Instruction >>
Would you transcribe all of the data exactly, down to the last character?

Records for processing >>

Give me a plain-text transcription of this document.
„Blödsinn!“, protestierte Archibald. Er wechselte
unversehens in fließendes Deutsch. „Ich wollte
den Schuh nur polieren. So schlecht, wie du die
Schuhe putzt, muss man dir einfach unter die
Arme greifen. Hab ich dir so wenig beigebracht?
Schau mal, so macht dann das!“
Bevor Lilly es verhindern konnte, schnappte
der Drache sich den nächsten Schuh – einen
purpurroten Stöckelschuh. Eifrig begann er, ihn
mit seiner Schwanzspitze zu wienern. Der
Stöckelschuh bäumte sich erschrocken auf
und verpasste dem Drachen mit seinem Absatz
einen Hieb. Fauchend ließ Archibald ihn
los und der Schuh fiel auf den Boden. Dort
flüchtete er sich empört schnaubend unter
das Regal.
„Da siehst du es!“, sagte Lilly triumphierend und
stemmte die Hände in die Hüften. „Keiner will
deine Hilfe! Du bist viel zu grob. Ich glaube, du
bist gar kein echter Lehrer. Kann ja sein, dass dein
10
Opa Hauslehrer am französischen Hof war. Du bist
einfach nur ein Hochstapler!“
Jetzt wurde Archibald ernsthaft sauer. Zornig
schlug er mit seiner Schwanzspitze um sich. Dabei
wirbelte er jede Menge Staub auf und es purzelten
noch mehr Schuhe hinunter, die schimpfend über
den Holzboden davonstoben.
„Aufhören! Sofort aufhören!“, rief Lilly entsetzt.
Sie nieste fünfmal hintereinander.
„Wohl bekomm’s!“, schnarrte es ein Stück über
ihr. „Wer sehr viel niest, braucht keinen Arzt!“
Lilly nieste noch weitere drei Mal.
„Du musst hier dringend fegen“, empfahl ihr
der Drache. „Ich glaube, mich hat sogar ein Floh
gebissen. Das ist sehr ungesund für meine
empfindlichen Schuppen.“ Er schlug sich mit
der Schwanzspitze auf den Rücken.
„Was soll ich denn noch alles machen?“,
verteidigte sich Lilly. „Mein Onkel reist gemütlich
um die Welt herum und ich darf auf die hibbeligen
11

Output for this exercise >>
Give me a plain-text transcription of this document.
„Blödsinn!“, protestierte Archibald. Er wechselte
unversehens in fließendes Deutsch. „Ich wollte
den Schuh nur polieren. So schlecht, wie du die
Schuhe putzt, muss man dir einfach unter die
Arme greifen. Hab ich dir so wenig beigebracht?
Schau mal, so macht dann das!“
Bevor Lilly es verhindern konnte, schnappte
der Drache sich den nächsten Schuh – einen
purpurroten Stöckelschuh. Eifrig begann er, ihn
mit seiner Schwanzspitze zu wienern. Der
Stöckelschuh bäumte sich erschrocken auf
und verpasste dem Drachen mit seinem Absatz
einen Hieb. Fauchend ließ Archibald ihn
los und der Schuh fiel auf den Boden. Dort
flüchtete er sich empört schnaubend unter
das Regal.
„Da siehst du es!“, sagte Lilly triumphierend und
stemmte die Hände in die Hüften. „Keiner will
deine Hilfe! Du bist viel zu grob. Ich glaube, du
bist gar kein echter Lehrer. Kann ja sein, dass dein
10
Opa Hauslehrer am französischen Hof war. Du bist
einfach nur ein Hochstapler!“
Jetzt wurde Archibald ernsthaft sauer. Zornig
schlug er mit seiner Schwanzspitze um sich. Dabei
wirbelte er jede Menge Staub auf und es purzelten
noch mehr Schuhe hinunter, die schimpfend über
den Holzboden davonstoben.
„Aufhören! Sofort aufhören!“, rief Lilly entsetzt.
Sie nieste fünfmal hintereinander.
„Wohl bekomm’s!“, schnarrte es ein Stück über
ihr. „Wer sehr viel niest, braucht keinen Arzt!“
Lilly nieste noch weitere drei Mal.
„Du musst hier dringend fegen“, empfahl ihr
der Drache. „Ich glaube, mich hat sogar ein Floh
gebissen. Das ist sehr ungesund für meine
empfindlichen Schuppen.“ Er schlug sich mit
der Schwanzspitze auf den Rücken.
„Was soll ich denn noch alles machen?“,
verteidigte sich Lilly. „Mein Onkel reist gemütlich
um die Welt herum und ich darf auf die hibbeligen
11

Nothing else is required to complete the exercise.